### [The task]
Each record below must be returned exactly as shown.

### [Data for this exercise]
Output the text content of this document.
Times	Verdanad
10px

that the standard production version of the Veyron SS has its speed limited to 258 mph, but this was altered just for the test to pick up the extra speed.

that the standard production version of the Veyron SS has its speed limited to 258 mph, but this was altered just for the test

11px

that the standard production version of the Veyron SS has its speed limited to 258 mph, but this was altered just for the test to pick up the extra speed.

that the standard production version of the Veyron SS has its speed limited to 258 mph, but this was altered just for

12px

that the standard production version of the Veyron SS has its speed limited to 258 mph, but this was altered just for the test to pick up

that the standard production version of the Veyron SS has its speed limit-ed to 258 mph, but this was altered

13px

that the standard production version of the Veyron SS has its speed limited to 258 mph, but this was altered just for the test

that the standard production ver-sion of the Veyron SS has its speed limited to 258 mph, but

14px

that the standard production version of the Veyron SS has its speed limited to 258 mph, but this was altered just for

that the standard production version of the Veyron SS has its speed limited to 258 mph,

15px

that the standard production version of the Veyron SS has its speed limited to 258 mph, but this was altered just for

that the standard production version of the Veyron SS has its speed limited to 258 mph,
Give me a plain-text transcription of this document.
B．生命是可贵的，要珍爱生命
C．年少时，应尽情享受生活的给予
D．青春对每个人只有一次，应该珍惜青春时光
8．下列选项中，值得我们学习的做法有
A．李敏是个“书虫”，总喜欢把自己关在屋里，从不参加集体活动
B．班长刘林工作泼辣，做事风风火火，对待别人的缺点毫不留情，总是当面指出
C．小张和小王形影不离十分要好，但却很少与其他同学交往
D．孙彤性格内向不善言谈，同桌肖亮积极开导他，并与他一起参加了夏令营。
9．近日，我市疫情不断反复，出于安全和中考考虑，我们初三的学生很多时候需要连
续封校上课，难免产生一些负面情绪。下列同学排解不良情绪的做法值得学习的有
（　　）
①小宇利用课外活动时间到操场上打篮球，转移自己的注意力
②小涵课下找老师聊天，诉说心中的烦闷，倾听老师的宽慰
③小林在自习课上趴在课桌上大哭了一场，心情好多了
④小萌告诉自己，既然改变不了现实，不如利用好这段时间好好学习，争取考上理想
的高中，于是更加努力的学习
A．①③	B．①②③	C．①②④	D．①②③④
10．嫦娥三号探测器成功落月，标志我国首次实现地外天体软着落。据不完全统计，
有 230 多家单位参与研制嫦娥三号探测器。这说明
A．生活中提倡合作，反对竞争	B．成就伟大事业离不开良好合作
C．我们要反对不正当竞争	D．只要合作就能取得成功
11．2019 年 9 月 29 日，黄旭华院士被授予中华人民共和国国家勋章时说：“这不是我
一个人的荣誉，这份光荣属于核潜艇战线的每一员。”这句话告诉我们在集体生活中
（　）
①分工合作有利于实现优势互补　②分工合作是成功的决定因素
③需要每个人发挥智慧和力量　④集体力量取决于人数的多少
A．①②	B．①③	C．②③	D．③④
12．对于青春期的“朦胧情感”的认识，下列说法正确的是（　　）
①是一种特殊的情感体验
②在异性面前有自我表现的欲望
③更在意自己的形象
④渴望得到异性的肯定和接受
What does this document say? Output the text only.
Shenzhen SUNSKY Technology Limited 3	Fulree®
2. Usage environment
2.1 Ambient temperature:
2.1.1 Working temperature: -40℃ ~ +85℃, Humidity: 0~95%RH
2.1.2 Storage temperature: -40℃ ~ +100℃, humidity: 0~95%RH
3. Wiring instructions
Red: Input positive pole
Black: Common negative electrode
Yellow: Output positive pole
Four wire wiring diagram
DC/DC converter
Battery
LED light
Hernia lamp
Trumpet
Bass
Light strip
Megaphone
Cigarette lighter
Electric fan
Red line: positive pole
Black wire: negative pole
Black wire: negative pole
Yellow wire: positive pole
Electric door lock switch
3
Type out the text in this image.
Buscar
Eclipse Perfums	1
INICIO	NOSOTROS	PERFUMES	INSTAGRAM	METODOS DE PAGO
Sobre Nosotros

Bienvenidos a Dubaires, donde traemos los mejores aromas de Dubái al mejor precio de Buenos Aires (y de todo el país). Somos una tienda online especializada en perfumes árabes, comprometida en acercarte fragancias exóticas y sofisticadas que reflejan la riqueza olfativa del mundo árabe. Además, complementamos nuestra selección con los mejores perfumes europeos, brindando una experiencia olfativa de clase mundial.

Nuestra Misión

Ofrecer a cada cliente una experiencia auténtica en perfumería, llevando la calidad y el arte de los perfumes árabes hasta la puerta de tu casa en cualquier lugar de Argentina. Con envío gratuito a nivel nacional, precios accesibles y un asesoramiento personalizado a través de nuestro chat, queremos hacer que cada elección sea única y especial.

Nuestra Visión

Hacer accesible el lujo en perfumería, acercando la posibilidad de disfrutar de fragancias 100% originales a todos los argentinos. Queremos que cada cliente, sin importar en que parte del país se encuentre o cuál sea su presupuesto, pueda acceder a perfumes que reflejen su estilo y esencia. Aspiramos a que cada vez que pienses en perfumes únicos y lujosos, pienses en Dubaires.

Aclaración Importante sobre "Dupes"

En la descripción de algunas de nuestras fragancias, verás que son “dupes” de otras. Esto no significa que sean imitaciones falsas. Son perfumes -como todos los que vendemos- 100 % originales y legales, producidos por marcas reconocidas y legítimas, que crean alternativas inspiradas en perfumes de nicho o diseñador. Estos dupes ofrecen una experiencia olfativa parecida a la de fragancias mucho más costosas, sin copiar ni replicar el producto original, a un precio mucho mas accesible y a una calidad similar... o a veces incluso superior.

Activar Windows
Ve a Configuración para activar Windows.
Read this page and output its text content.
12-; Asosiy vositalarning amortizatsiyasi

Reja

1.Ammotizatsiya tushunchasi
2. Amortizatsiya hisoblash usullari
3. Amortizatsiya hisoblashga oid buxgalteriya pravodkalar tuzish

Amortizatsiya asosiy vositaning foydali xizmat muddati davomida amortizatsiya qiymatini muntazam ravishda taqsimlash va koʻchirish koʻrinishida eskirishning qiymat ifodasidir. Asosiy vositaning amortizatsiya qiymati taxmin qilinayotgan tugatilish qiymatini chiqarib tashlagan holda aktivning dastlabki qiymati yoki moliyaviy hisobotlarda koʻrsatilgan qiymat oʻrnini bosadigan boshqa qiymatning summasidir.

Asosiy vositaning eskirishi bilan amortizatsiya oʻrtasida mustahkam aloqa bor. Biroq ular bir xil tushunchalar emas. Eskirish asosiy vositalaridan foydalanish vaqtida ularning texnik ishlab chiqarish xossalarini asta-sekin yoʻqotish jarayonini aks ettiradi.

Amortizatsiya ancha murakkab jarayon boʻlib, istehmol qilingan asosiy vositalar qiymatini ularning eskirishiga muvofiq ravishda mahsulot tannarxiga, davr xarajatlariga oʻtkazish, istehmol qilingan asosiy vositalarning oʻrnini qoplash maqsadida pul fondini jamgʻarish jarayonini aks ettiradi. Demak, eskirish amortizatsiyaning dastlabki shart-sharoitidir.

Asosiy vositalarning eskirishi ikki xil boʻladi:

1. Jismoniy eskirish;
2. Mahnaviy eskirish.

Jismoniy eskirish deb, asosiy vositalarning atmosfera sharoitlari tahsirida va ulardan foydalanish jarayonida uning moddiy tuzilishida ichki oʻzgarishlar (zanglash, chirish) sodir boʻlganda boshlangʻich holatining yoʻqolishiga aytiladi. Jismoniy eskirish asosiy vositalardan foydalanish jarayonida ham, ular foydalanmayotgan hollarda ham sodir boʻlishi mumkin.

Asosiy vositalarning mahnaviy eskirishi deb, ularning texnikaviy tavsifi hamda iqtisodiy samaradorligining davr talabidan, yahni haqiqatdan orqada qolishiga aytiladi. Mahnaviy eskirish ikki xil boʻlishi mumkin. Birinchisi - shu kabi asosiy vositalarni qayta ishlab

### [Answer to the problem]
Output the text content of this document.
Times	Verdanad
10px

that the standard production version of the Veyron SS has its speed limited to 258 mph, but this was altered just for the test to pick up the extra speed.

that the standard production version of the Veyron SS has its speed limited to 258 mph, but this was altered just for the test

11px

that the standard production version of the Veyron SS has its speed limited to 258 mph, but this was altered just for the test to pick up the extra speed.

that the standard production version of the Veyron SS has its speed limited to 258 mph, but this was altered just for

12px

that the standard production version of the Veyron SS has its speed limited to 258 mph, but this was altered just for the test to pick up

that the standard production version of the Veyron SS has its speed limit-ed to 258 mph, but this was altered

13px

that the standard production version of the Veyron SS has its speed limited to 258 mph, but this was altered just for the test

that the standard production ver-sion of the Veyron SS has its speed limited to 258 mph, but

14px

that the standard production version of the Veyron SS has its speed limited to 258 mph, but this was altered just for

that the standard production version of the Veyron SS has its speed limited to 258 mph,

15px

that the standard production version of the Veyron SS has its speed limited to 258 mph, but this was altered just for

that the standard production version of the Veyron SS has its speed limited to 258 mph,
Give me a plain-text transcription of this document.
B．生命是可贵的，要珍爱生命
C．年少时，应尽情享受生活的给予
D．青春对每个人只有一次，应该珍惜青春时光
8．下列选项中，值得我们学习的做法有
A．李敏是个“书虫”，总喜欢把自己关在屋里，从不参加集体活动
B．班长刘林工作泼辣，做事风风火火，对待别人的缺点毫不留情，总是当面指出
C．小张和小王形影不离十分要好，但却很少与其他同学交往
D．孙彤性格内向不善言谈，同桌肖亮积极开导他，并与他一起参加了夏令营。
9．近日，我市疫情不断反复，出于安全和中考考虑，我们初三的学生很多时候需要连
续封校上课，难免产生一些负面情绪。下列同学排解不良情绪的做法值得学习的有
（　　）
①小宇利用课外活动时间到操场上打篮球，转移自己的注意力
②小涵课下找老师聊天，诉说心中的烦闷，倾听老师的宽慰
③小林在自习课上趴在课桌上大哭了一场，心情好多了
④小萌告诉自己，既然改变不了现实，不如利用好这段时间好好学习，争取考上理想
的高中，于是更加努力的学习
A．①③	B．①②③	C．①②④	D．①②③④
10．嫦娥三号探测器成功落月，标志我国首次实现地外天体软着落。据不完全统计，
有 230 多家单位参与研制嫦娥三号探测器。这说明
A．生活中提倡合作，反对竞争	B．成就伟大事业离不开良好合作
C．我们要反对不正当竞争	D．只要合作就能取得成功
11．2019 年 9 月 29 日，黄旭华院士被授予中华人民共和国国家勋章时说：“这不是我
一个人的荣誉，这份光荣属于核潜艇战线的每一员。”这句话告诉我们在集体生活中
（　）
①分工合作有利于实现优势互补　②分工合作是成功的决定因素
③需要每个人发挥智慧和力量　④集体力量取决于人数的多少
A．①②	B．①③	C．②③	D．③④
12．对于青春期的“朦胧情感”的认识，下列说法正确的是（　　）
①是一种特殊的情感体验
②在异性面前有自我表现的欲望
③更在意自己的形象
④渴望得到异性的肯定和接受
What does this document say? Output the text only.
Shenzhen SUNSKY Technology Limited 3	Fulree®
2. Usage environment
2.1 Ambient temperature:
2.1.1 Working temperature: -40℃ ~ +85℃, Humidity: 0~95%RH
2.1.2 Storage temperature: -40℃ ~ +100℃, humidity: 0~95%RH
3. Wiring instructions
Red: Input positive pole
Black: Common negative electrode
Yellow: Output positive pole
Four wire wiring diagram
DC/DC converter
Battery
LED light
Hernia lamp
Trumpet
Bass
Light strip
Megaphone
Cigarette lighter
Electric fan
Red line: positive pole
Black wire: negative pole
Black wire: negative pole
Yellow wire: positive pole
Electric door lock switch
3
Type out the text in this image.
Buscar
Eclipse Perfums	1
INICIO	NOSOTROS	PERFUMES	INSTAGRAM	METODOS DE PAGO
Sobre Nosotros

Bienvenidos a Dubaires, donde traemos los mejores aromas de Dubái al mejor precio de Buenos Aires (y de todo el país). Somos una tienda online especializada en perfumes árabes, comprometida en acercarte fragancias exóticas y sofisticadas que reflejan la riqueza olfativa del mundo árabe. Además, complementamos nuestra selección con los mejores perfumes europeos, brindando una experiencia olfativa de clase mundial.

Nuestra Misión

Ofrecer a cada cliente una experiencia auténtica en perfumería, llevando la calidad y el arte de los perfumes árabes hasta la puerta de tu casa en cualquier lugar de Argentina. Con envío gratuito a nivel nacional, precios accesibles y un asesoramiento personalizado a través de nuestro chat, queremos hacer que cada elección sea única y especial.

Nuestra Visión

Hacer accesible el lujo en perfumería, acercando la posibilidad de disfrutar de fragancias 100% originales a todos los argentinos. Queremos que cada cliente, sin importar en que parte del país se encuentre o cuál sea su presupuesto, pueda acceder a perfumes que reflejen su estilo y esencia. Aspiramos a que cada vez que pienses en perfumes únicos y lujosos, pienses en Dubaires.

Aclaración Importante sobre "Dupes"

En la descripción de algunas de nuestras fragancias, verás que son “dupes” de otras. Esto no significa que sean imitaciones falsas. Son perfumes -como todos los que vendemos- 100 % originales y legales, producidos por marcas reconocidas y legítimas, que crean alternativas inspiradas en perfumes de nicho o diseñador. Estos dupes ofrecen una experiencia olfativa parecida a la de fragancias mucho más costosas, sin copiar ni replicar el producto original, a un precio mucho mas accesible y a una calidad similar... o a veces incluso superior.

Activar Windows
Ve a Configuración para activar Windows.
Read this page and output its text content.
12-; Asosiy vositalarning amortizatsiyasi

Reja

1.Ammotizatsiya tushunchasi
2. Amortizatsiya hisoblash usullari
3. Amortizatsiya hisoblashga oid buxgalteriya pravodkalar tuzish

Amortizatsiya asosiy vositaning foydali xizmat muddati davomida amortizatsiya qiymatini muntazam ravishda taqsimlash va koʻchirish koʻrinishida eskirishning qiymat ifodasidir. Asosiy vositaning amortizatsiya qiymati taxmin qilinayotgan tugatilish qiymatini chiqarib tashlagan holda aktivning dastlabki qiymati yoki moliyaviy hisobotlarda koʻrsatilgan qiymat oʻrnini bosadigan boshqa qiymatning summasidir.

Asosiy vositaning eskirishi bilan amortizatsiya oʻrtasida mustahkam aloqa bor. Biroq ular bir xil tushunchalar emas. Eskirish asosiy vositalaridan foydalanish vaqtida ularning texnik ishlab chiqarish xossalarini asta-sekin yoʻqotish jarayonini aks ettiradi.

Amortizatsiya ancha murakkab jarayon boʻlib, istehmol qilingan asosiy vositalar qiymatini ularning eskirishiga muvofiq ravishda mahsulot tannarxiga, davr xarajatlariga oʻtkazish, istehmol qilingan asosiy vositalarning oʻrnini qoplash maqsadida pul fondini jamgʻarish jarayonini aks ettiradi. Demak, eskirish amortizatsiyaning dastlabki shart-sharoitidir.

Asosiy vositalarning eskirishi ikki xil boʻladi:

1. Jismoniy eskirish;
2. Mahnaviy eskirish.

Jismoniy eskirish deb, asosiy vositalarning atmosfera sharoitlari tahsirida va ulardan foydalanish jarayonida uning moddiy tuzilishida ichki oʻzgarishlar (zanglash, chirish) sodir boʻlganda boshlangʻich holatining yoʻqolishiga aytiladi. Jismoniy eskirish asosiy vositalardan foydalanish jarayonida ham, ular foydalanmayotgan hollarda ham sodir boʻlishi mumkin.

Asosiy vositalarning mahnaviy eskirishi deb, ularning texnikaviy tavsifi hamda iqtisodiy samaradorligining davr talabidan, yahni haqiqatdan orqada qolishiga aytiladi. Mahnaviy eskirish ikki xil boʻlishi mumkin. Birinchisi - shu kabi asosiy vositalarni qayta ishlab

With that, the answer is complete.